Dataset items
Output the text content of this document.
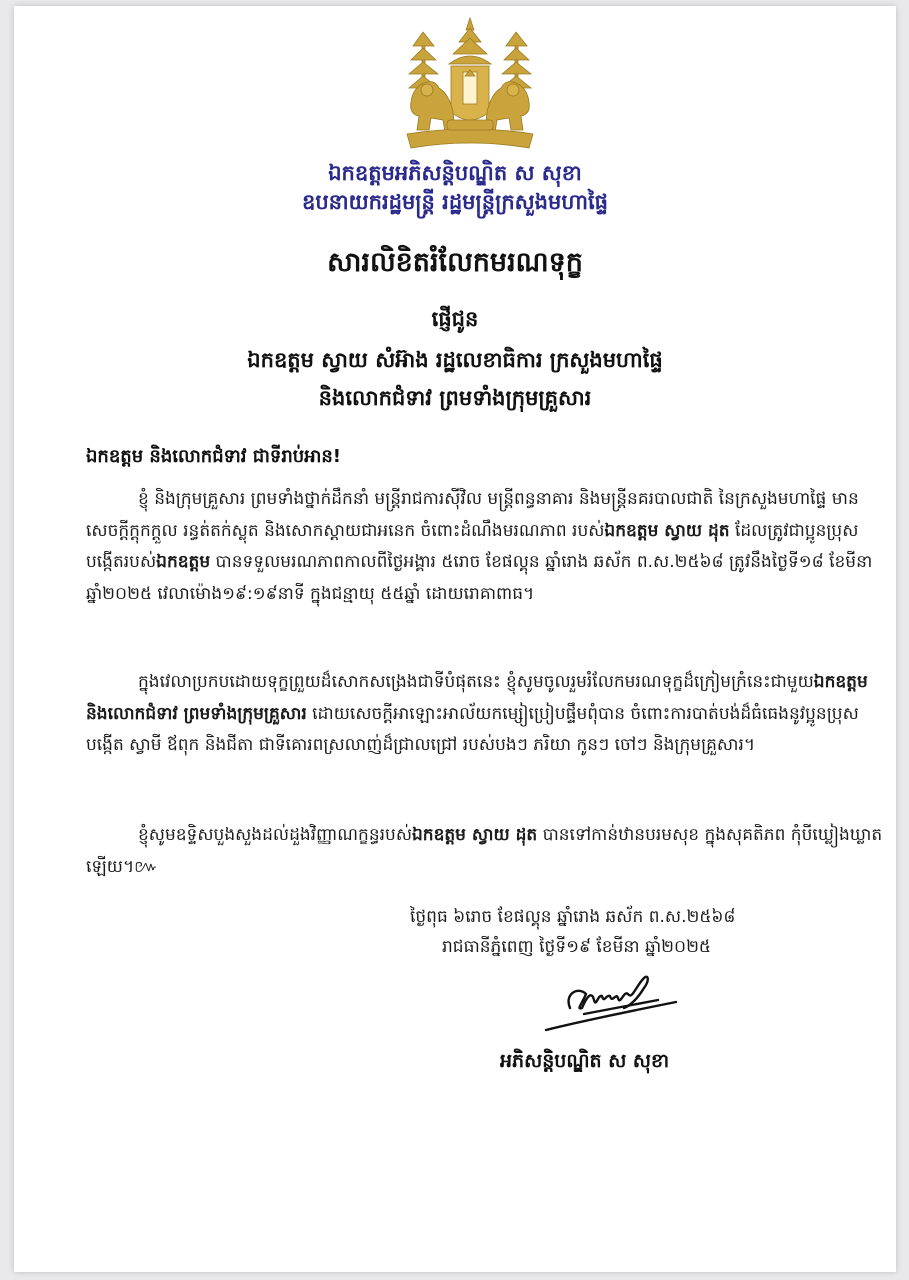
ឯកឧត្តមអភិសន្តិបណ្ឌិត ស សុខា
ឧបនាយករដ្ឋមន្ត្រី រដ្ឋមន្ត្រីក្រសួងមហាផ្ទៃ
សារលិខិតរំលែកមរណទុក្ខ
ផ្ញើជូន
ឯកឧត្តម ស្វាយ សំអ៊ាង រដ្ឋលេខាធិការ ក្រសួងមហាផ្ទៃ
និងលោកជំទាវ ព្រមទាំងក្រុមគ្រួសារ
ឯកឧត្តម និងលោកជំទាវ ជាទីរាប់អាន!
ខ្ញុំ និងក្រុមគ្រួសារ ព្រមទាំងថ្នាក់ដឹកនាំ មន្ត្រីរាជការស៊ីវិល មន្ត្រីពន្ធនាគារ និងមន្ត្រីនគរបាលជាតិ នៃក្រសួងមហាផ្ទៃ មានសេចក្តីក្តុកក្តួល រន្ធត់តក់ស្លុត និងសោកស្តាយជាអនេក ចំពោះដំណឹងមរណភាព របស់ឯកឧត្តម ស្វាយ ដុត ដែលត្រូវជាប្អូនប្រុសបង្កើតរបស់ឯកឧត្តម បានទទួលមរណភាពកាលពីថ្ងៃអង្គារ ៥រោច ខែផល្គុន ឆ្នាំរោង ឆស័ក ព.ស.២៥៦៨ ត្រូវនឹងថ្ងៃទី១៨ ខែមីនា ឆ្នាំ២០២៥ វេលាម៉ោង១៩:១៩នាទី ក្នុងជន្មាយុ ៥៥ឆ្នាំ ដោយរោគាពាធ។
ក្នុងវេលាប្រកបដោយទុក្ខព្រួយដ៏សោកសង្រេងជាទីបំផុតនេះ ខ្ញុំសូមចូលរួមរំលែកមរណទុក្ខដ៏ក្រៀមក្រំនេះជាមួយឯកឧត្តម និងលោកជំទាវ ព្រមទាំងក្រុមគ្រួសារ ដោយសេចក្តីអាឡោះអាល័យកម្សៀប្រៀបផ្ទឹមពុំបាន ចំពោះការបាត់បង់ដ៏ធំធេងនូវប្អូនប្រុសបង្កើត ស្វាមី ឪពុក និងជីតា ជាទីគោរពស្រលាញ់ដ៏ជ្រាលជ្រៅ របស់បងៗ ភរិយា កូនៗ ចៅៗ និងក្រុមគ្រួសារ។
ខ្ញុំសូមឧទ្ទិសបួងសួងដល់ដួងវិញ្ញាណក្ខន្ធរបស់ឯកឧត្តម ស្វាយ ដុត បានទៅកាន់ឋានបរមសុខ ក្នុងសុគតិភព កុំបីឃ្លៀងឃ្លាតឡើយ។៚
ថ្ងៃពុធ ៦រោច ខែផល្គុន ឆ្នាំរោង ឆស័ក ព.ស.២៥៦៨
រាជធានីភ្នំពេញ ថ្ងៃទី១៩ ខែមីនា ឆ្នាំ២០២៥
អភិសន្តិបណ្ឌិត ស សុខា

> _Instructions for the task_
Keep only the lines that hold the string "កមរណទ", and copy them out.

> _Written solution_
សារលិខិតរំលែកមរណទុក្ខ
ក្នុងវេលាប្រកបដោយទុក្ខព្រួយដ៏សោកសង្រេងជាទីបំផុតនេះ ខ្ញុំសូមចូលរួមរំលែកមរណទុក្ខដ៏ក្រៀមក្រំនេះជាមួយឯកឧត្តម និងលោកជំទាវ ព្រមទាំងក្រុមគ្រួសារ ដោយសេចក្តីអាឡោះអាល័យកម្សៀប្រៀបផ្ទឹមពុំបាន ចំពោះការបាត់បង់ដ៏ធំធេងនូវប្អូនប្រុសបង្កើត ស្វាមី ឪពុក និងជីតា ជាទីគោរពស្រលាញ់ដ៏ជ្រាលជ្រៅ របស់បងៗ ភរិយា កូនៗ ចៅៗ និងក្រុមគ្រួសារ។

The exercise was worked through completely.